- _Task statement_:
Images appear in the records below; leave them out and repeat everything else exactly.

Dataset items
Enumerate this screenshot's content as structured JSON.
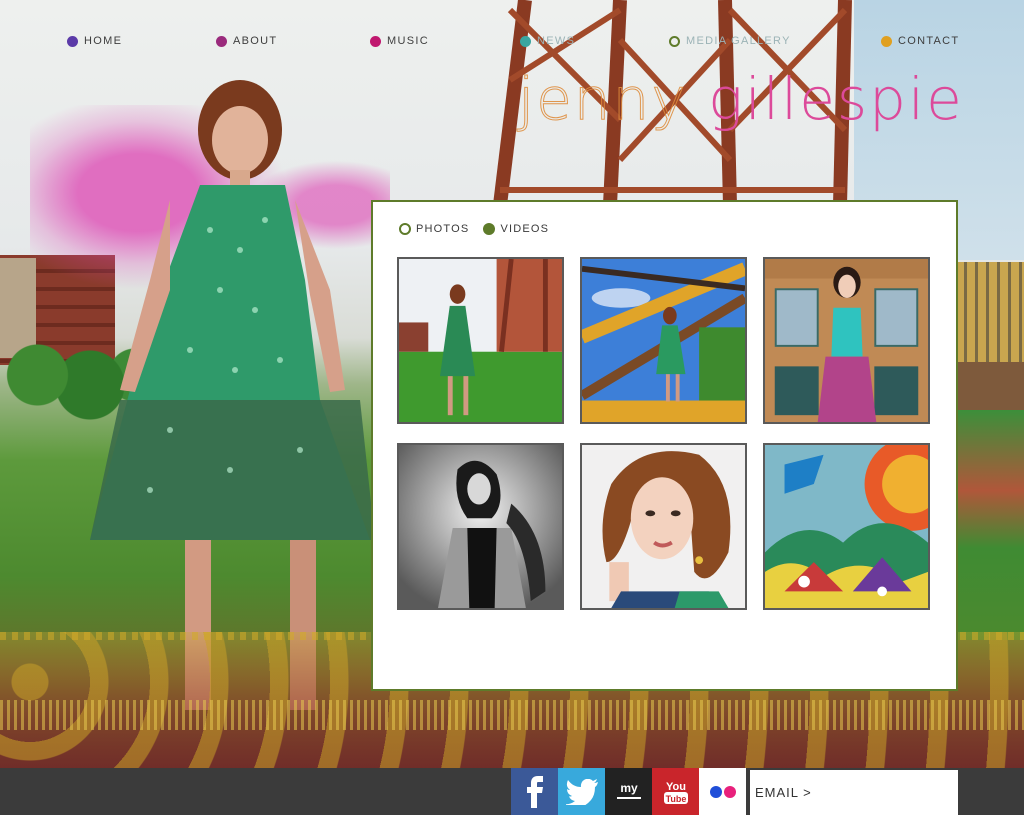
{
  "nav": {
    "items": [
      {
        "label": "HOME",
        "color": "#5b3aa8"
      },
      {
        "label": "ABOUT",
        "color": "#9a2a7c"
      },
      {
        "label": "MUSIC",
        "color": "#c0186f"
      },
      {
        "label": "NEWS",
        "color": "#3aa6a0"
      },
      {
        "label": "MEDIA GALLERY",
        "color": "#5e7b2a"
      },
      {
        "label": "CONTACT",
        "color": "#e0a020"
      }
    ]
  },
  "logo": {
    "first": "jenny",
    "last": "gillespie"
  },
  "gallery": {
    "tabs": [
      {
        "label": "PHOTOS"
      },
      {
        "label": "VIDEOS"
      }
    ],
    "accent": "#5e7b2a"
  },
  "footer": {
    "social": [
      {
        "label": "f",
        "icon": "facebook-icon"
      },
      {
        "label": "",
        "icon": "twitter-icon"
      },
      {
        "label": "my",
        "icon": "myspace-icon"
      },
      {
        "label": "You Tube",
        "icon": "youtube-icon"
      },
      {
        "label": "",
        "icon": "flickr-icon"
      }
    ],
    "email_label": "EMAIL >"
  }
}
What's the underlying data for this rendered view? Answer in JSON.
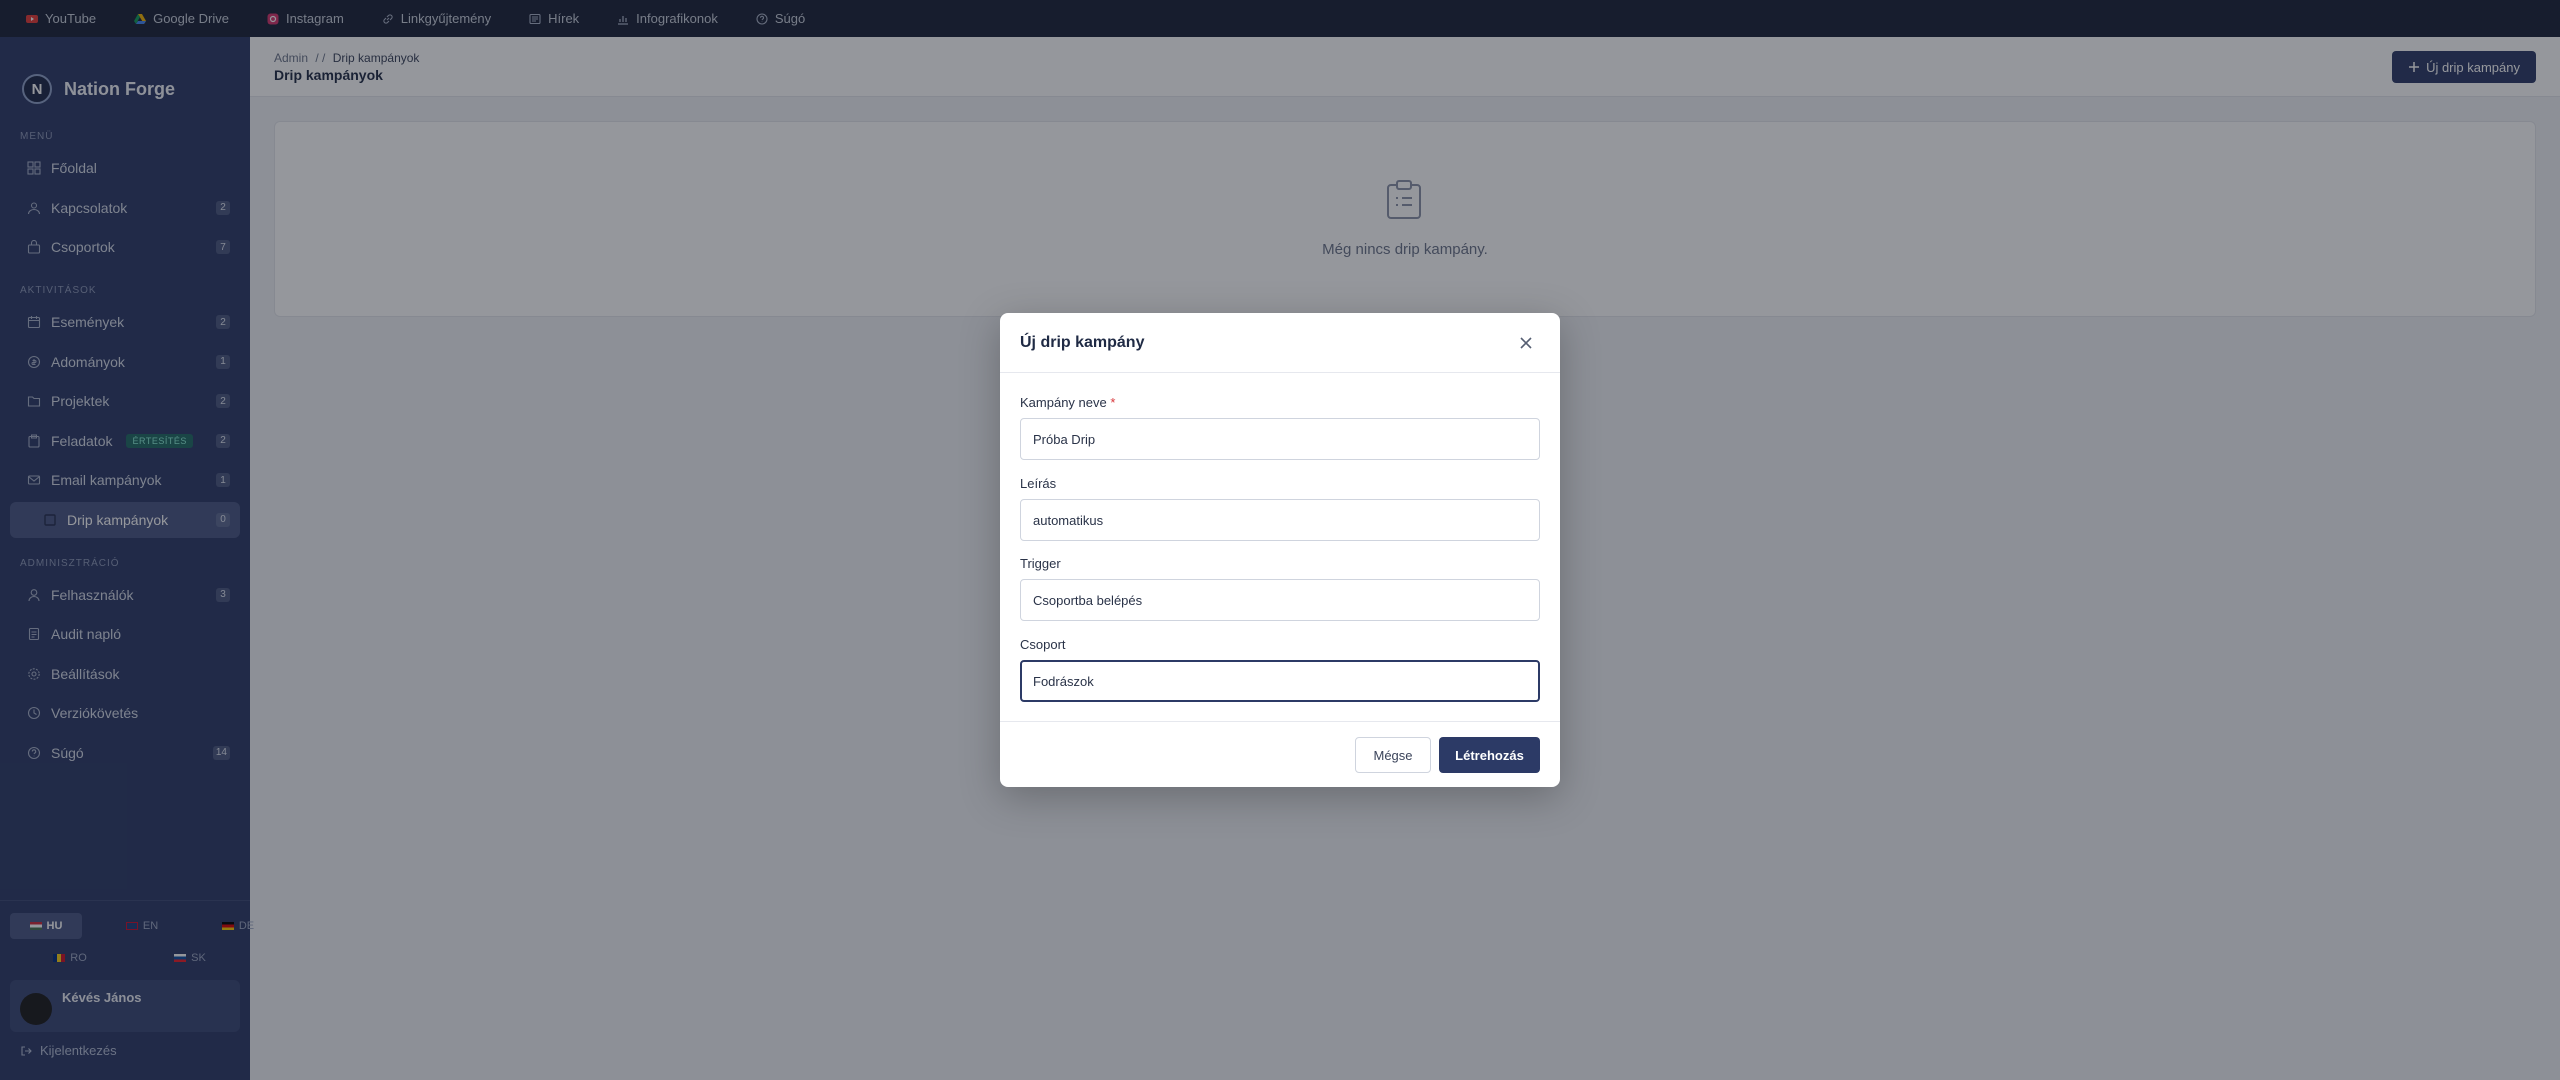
{
  "bookmarks": [
    {
      "label": "YouTube",
      "icon": "youtube-icon",
      "color": "#e53935"
    },
    {
      "label": "Google Drive",
      "icon": "google-drive-icon",
      "color": "#f4b400"
    },
    {
      "label": "Instagram",
      "icon": "instagram-icon",
      "color": "#d6336c"
    },
    {
      "label": "Linkgyűjtemény",
      "icon": "link-icon",
      "color": "#aab3c7"
    },
    {
      "label": "Hírek",
      "icon": "news-icon",
      "color": "#aab3c7"
    },
    {
      "label": "Infografikonok",
      "icon": "chart-icon",
      "color": "#aab3c7"
    },
    {
      "label": "Súgó",
      "icon": "help-icon",
      "color": "#aab3c7"
    }
  ],
  "sidebar": {
    "brand_letter": "N",
    "brand_name": "Nation Forge",
    "sections": [
      {
        "title": "MENÜ",
        "items": [
          {
            "label": "Főoldal",
            "icon": "dashboard-icon",
            "count": ""
          },
          {
            "label": "Kapcsolatok",
            "icon": "contacts-icon",
            "count": "2"
          },
          {
            "label": "Csoportok",
            "icon": "groups-icon",
            "count": "7"
          }
        ]
      },
      {
        "title": "AKTIVITÁSOK",
        "items": [
          {
            "label": "Események",
            "icon": "calendar-icon",
            "count": "2"
          },
          {
            "label": "Adományok",
            "icon": "donation-icon",
            "count": "1"
          },
          {
            "label": "Projektek",
            "icon": "folder-icon",
            "count": "2"
          },
          {
            "label": "Feladatok",
            "icon": "clipboard-icon",
            "count": "2",
            "badge": "ÉRTESÍTÉS"
          },
          {
            "label": "Email kampányok",
            "icon": "mail-icon",
            "count": "1"
          },
          {
            "label": "Drip kampányok",
            "icon": "drip-icon",
            "count": "0",
            "active": true
          }
        ]
      },
      {
        "title": "ADMINISZTRÁCIÓ",
        "items": [
          {
            "label": "Felhasználók",
            "icon": "user-icon",
            "count": "3"
          },
          {
            "label": "Audit napló",
            "icon": "audit-icon",
            "count": ""
          },
          {
            "label": "Beállítások",
            "icon": "settings-icon",
            "count": ""
          },
          {
            "label": "Verziókövetés",
            "icon": "history-icon",
            "count": ""
          },
          {
            "label": "Súgó",
            "icon": "help-icon",
            "count": "14"
          }
        ]
      }
    ],
    "languages": [
      {
        "code": "HU",
        "active": true
      },
      {
        "code": "EN"
      },
      {
        "code": "DE"
      },
      {
        "code": "RO"
      },
      {
        "code": "SK"
      }
    ],
    "user_name": "Kévés János",
    "logout_label": "Kijelentkezés"
  },
  "header": {
    "breadcrumb_root": "Admin",
    "breadcrumb_sep": "/ /",
    "breadcrumb_current": "Drip kampányok",
    "title": "Drip kampányok",
    "new_button": "Új drip kampány"
  },
  "empty_state": {
    "text": "Még nincs drip kampány."
  },
  "modal": {
    "title": "Új drip kampány",
    "fields": [
      {
        "label": "Kampány neve",
        "required": "*",
        "value": "Próba Drip"
      },
      {
        "label": "Leírás",
        "value": "automatikus"
      },
      {
        "label": "Trigger",
        "value": "Csoportba belépés"
      },
      {
        "label": "Csoport",
        "value": "Fodrászok"
      }
    ],
    "cancel": "Mégse",
    "submit": "Létrehozás"
  }
}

- _Right answer_:
Enumerate this screenshot's content as structured JSON.
{
  "nav": {
    "items": [
      {
        "label": "HOME",
        "color": "#5b3aa8"
      },
      {
        "label": "ABOUT",
        "color": "#9a2a7c"
      },
      {
        "label": "MUSIC",
        "color": "#c0186f"
      },
      {
        "label": "NEWS",
        "color": "#3aa6a0"
      },
      {
        "label": "MEDIA GALLERY",
        "color": "#5e7b2a"
      },
      {
        "label": "CONTACT",
        "color": "#e0a020"
      }
    ]
  },
  "logo": {
    "first": "jenny",
    "last": "gillespie"
  },
  "gallery": {
    "tabs": [
      {
        "label": "PHOTOS"
      },
      {
        "label": "VIDEOS"
      }
    ],
    "accent": "#5e7b2a"
  },
  "footer": {
    "social": [
      {
        "label": "f",
        "icon": "facebook-icon"
      },
      {
        "label": "",
        "icon": "twitter-icon"
      },
      {
        "label": "my",
        "icon": "myspace-icon"
      },
      {
        "label": "You Tube",
        "icon": "youtube-icon"
      },
      {
        "label": "",
        "icon": "flickr-icon"
      }
    ],
    "email_label": "EMAIL >"
  }
}
What's the underlying data for this rendered view? Answer in JSON.
{
  "bookmarks": [
    {
      "label": "YouTube",
      "icon": "youtube-icon",
      "color": "#e53935"
    },
    {
      "label": "Google Drive",
      "icon": "google-drive-icon",
      "color": "#f4b400"
    },
    {
      "label": "Instagram",
      "icon": "instagram-icon",
      "color": "#d6336c"
    },
    {
      "label": "Linkgyűjtemény",
      "icon": "link-icon",
      "color": "#aab3c7"
    },
    {
      "label": "Hírek",
      "icon": "news-icon",
      "color": "#aab3c7"
    },
    {
      "label": "Infografikonok",
      "icon": "chart-icon",
      "color": "#aab3c7"
    },
    {
      "label": "Súgó",
      "icon": "help-icon",
      "color": "#aab3c7"
    }
  ],
  "sidebar": {
    "brand_letter": "N",
    "brand_name": "Nation Forge",
    "sections": [
      {
        "title": "MENÜ",
        "items": [
          {
            "label": "Főoldal",
            "icon": "dashboard-icon",
            "count": ""
          },
          {
            "label": "Kapcsolatok",
            "icon": "contacts-icon",
            "count": "2"
          },
          {
            "label": "Csoportok",
            "icon": "groups-icon",
            "count": "7"
          }
        ]
      },
      {
        "title": "AKTIVITÁSOK",
        "items": [
          {
            "label": "Események",
            "icon": "calendar-icon",
            "count": "2"
          },
          {
            "label": "Adományok",
            "icon": "donation-icon",
            "count": "1"
          },
          {
            "label": "Projektek",
            "icon": "folder-icon",
            "count": "2"
          },
          {
            "label": "Feladatok",
            "icon": "clipboard-icon",
            "count": "2",
            "badge": "ÉRTESÍTÉS"
          },
          {
            "label": "Email kampányok",
            "icon": "mail-icon",
            "count": "1"
          },
          {
            "label": "Drip kampányok",
            "icon": "drip-icon",
            "count": "0",
            "active": true
          }
        ]
      },
      {
        "title": "ADMINISZTRÁCIÓ",
        "items": [
          {
            "label": "Felhasználók",
            "icon": "user-icon",
            "count": "3"
          },
          {
            "label": "Audit napló",
            "icon": "audit-icon",
            "count": ""
          },
          {
            "label": "Beállítások",
            "icon": "settings-icon",
            "count": ""
          },
          {
            "label": "Verziókövetés",
            "icon": "history-icon",
            "count": ""
          },
          {
            "label": "Súgó",
            "icon": "help-icon",
            "count": "14"
          }
        ]
      }
    ],
    "languages": [
      {
        "code": "HU",
        "active": true
      },
      {
        "code": "EN"
      },
      {
        "code": "DE"
      },
      {
        "code": "RO"
      },
      {
        "code": "SK"
      }
    ],
    "user_name": "Kévés János",
    "logout_label": "Kijelentkezés"
  },
  "header": {
    "breadcrumb_root": "Admin",
    "breadcrumb_sep": "/ /",
    "breadcrumb_current": "Drip kampányok",
    "title": "Drip kampányok",
    "new_button": "Új drip kampány"
  },
  "empty_state": {
    "text": "Még nincs drip kampány."
  },
  "modal": {
    "title": "Új drip kampány",
    "fields": [
      {
        "label": "Kampány neve",
        "required": "*",
        "value": "Próba Drip"
      },
      {
        "label": "Leírás",
        "value": "automatikus"
      },
      {
        "label": "Trigger",
        "value": "Csoportba belépés"
      },
      {
        "label": "Csoport",
        "value": "Fodrászok"
      }
    ],
    "cancel": "Mégse",
    "submit": "Létrehozás"
  }
}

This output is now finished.